▶ What is needed
Show each line of the data below that has the string "Bold" in it.

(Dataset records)
******
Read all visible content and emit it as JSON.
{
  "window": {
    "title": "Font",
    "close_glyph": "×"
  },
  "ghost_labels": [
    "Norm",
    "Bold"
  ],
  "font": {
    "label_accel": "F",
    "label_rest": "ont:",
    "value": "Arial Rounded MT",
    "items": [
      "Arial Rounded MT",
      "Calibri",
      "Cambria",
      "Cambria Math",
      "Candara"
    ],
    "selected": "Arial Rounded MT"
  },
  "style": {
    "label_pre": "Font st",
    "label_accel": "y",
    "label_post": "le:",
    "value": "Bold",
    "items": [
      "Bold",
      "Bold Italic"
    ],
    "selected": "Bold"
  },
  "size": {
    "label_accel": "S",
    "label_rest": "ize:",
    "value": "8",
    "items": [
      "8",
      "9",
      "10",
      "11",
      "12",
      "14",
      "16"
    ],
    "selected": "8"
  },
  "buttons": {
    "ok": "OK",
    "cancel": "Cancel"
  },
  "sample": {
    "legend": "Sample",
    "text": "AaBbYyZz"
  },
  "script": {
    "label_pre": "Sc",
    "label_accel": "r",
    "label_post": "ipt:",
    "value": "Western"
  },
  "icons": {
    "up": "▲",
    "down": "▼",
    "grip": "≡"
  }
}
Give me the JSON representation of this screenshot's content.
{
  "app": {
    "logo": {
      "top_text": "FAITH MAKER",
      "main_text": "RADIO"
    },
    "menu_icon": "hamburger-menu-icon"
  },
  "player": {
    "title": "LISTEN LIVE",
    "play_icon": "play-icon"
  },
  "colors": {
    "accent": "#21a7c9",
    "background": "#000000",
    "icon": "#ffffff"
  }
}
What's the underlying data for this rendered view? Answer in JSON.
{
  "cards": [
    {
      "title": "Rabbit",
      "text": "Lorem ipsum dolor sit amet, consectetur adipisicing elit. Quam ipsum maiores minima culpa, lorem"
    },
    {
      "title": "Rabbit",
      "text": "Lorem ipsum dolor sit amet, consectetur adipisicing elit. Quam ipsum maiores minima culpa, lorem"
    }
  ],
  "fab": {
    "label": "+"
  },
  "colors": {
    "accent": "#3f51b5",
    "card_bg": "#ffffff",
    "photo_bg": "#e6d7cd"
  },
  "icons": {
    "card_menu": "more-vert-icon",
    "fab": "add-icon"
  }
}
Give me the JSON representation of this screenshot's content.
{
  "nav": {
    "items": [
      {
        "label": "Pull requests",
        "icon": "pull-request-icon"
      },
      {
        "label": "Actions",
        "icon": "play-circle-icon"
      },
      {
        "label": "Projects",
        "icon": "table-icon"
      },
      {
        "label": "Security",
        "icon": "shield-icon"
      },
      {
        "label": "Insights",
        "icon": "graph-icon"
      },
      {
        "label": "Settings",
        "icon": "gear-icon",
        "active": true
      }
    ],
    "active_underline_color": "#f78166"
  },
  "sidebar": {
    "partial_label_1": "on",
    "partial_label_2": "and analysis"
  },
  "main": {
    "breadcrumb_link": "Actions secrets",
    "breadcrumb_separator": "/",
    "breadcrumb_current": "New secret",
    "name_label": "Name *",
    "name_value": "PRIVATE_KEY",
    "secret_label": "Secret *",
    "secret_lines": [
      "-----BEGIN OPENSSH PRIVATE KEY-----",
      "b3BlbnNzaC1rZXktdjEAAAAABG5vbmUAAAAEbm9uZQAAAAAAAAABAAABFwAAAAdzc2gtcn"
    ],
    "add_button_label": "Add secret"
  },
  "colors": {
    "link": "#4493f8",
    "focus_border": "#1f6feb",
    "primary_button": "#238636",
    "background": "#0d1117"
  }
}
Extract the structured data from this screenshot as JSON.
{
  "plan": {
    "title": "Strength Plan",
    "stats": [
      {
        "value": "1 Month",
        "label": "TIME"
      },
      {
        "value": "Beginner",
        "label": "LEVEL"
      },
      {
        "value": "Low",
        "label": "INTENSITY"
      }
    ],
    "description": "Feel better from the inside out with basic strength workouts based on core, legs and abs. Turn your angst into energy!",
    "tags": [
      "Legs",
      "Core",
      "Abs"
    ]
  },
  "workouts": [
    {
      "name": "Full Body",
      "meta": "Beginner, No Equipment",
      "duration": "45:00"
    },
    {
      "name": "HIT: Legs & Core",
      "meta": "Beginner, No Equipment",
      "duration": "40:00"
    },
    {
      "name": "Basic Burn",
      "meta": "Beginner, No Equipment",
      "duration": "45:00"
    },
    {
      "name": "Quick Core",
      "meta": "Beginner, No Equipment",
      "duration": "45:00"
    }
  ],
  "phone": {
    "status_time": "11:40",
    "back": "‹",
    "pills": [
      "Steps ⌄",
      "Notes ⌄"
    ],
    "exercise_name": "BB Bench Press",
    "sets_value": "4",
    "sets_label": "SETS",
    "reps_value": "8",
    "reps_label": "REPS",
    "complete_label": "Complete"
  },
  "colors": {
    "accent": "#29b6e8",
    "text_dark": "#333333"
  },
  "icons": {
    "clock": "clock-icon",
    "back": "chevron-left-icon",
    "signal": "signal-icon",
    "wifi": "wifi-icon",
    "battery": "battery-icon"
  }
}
******
▶ Response for this exercise
    "Bold"
    "value": "Bold",
      "Bold",
      "Bold Italic"
    "selected": "Bold"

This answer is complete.